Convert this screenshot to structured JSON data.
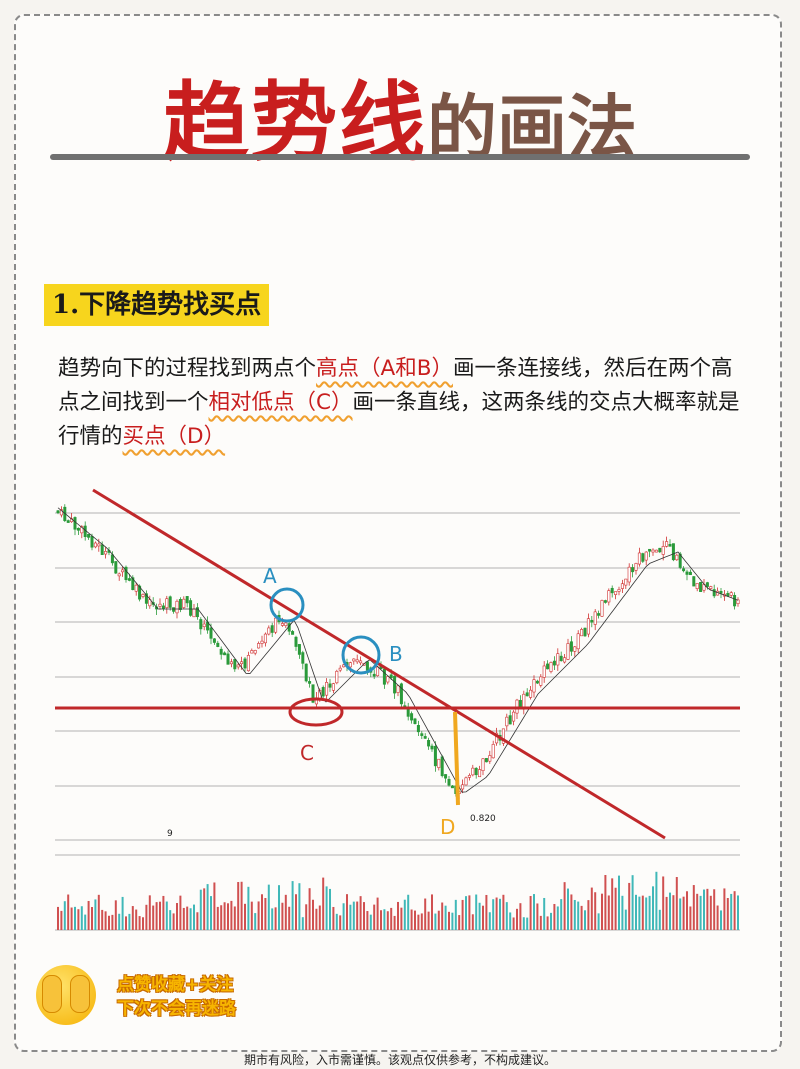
{
  "title": {
    "part1": "趋势线",
    "part2": "的画法"
  },
  "section": {
    "heading": "1.下降趋势找买点"
  },
  "paragraph": {
    "s1": "趋势向下的过程找到两点个",
    "h1": "高点（A和B）",
    "s2": "画一条连接线，然后在两个高点之间找到一个",
    "h2": "相对低点（C）",
    "s3": "画一条直线，这两条线的交点大概率就是行情的",
    "h3": "买点（D）"
  },
  "chart": {
    "labels": {
      "a": "A",
      "b": "B",
      "c": "C",
      "d": "D",
      "low_value": "0.820",
      "misc": "9"
    },
    "colors": {
      "trendline": "#c0282a",
      "circle": "#2a8fc0",
      "candle_up": "#d03030",
      "candle_down": "#2a9a3a",
      "volume": "#d05050",
      "volume_alt": "#40b8b8",
      "d_marker": "#f0a820"
    }
  },
  "footer": {
    "cta_line1": "点赞收藏+关注",
    "cta_line2": "下次不会再迷路",
    "disclaimer": "期市有风险，入市需谨慎。该观点仅供参考，不构成建议。"
  }
}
----
Transcribe the material exactly, leaving every picture out.

Convert this screenshot to structured JSON data.
{
  "title": {
    "part1": "趋势线",
    "part2": "的画法"
  },
  "section": {
    "heading": "1.下降趋势找买点"
  },
  "paragraph": {
    "s1": "趋势向下的过程找到两点个",
    "h1": "高点（A和B）",
    "s2": "画一条连接线，然后在两个高点之间找到一个",
    "h2": "相对低点（C）",
    "s3": "画一条直线，这两条线的交点大概率就是行情的",
    "h3": "买点（D）"
  },
  "chart": {
    "labels": {
      "a": "A",
      "b": "B",
      "c": "C",
      "d": "D",
      "low_value": "0.820",
      "misc": "9"
    },
    "colors": {
      "trendline": "#c0282a",
      "circle": "#2a8fc0",
      "candle_up": "#d03030",
      "candle_down": "#2a9a3a",
      "volume": "#d05050",
      "volume_alt": "#40b8b8",
      "d_marker": "#f0a820"
    }
  },
  "footer": {
    "cta_line1": "点赞收藏+关注",
    "cta_line2": "下次不会再迷路",
    "disclaimer": "期市有风险，入市需谨慎。该观点仅供参考，不构成建议。"
  }
}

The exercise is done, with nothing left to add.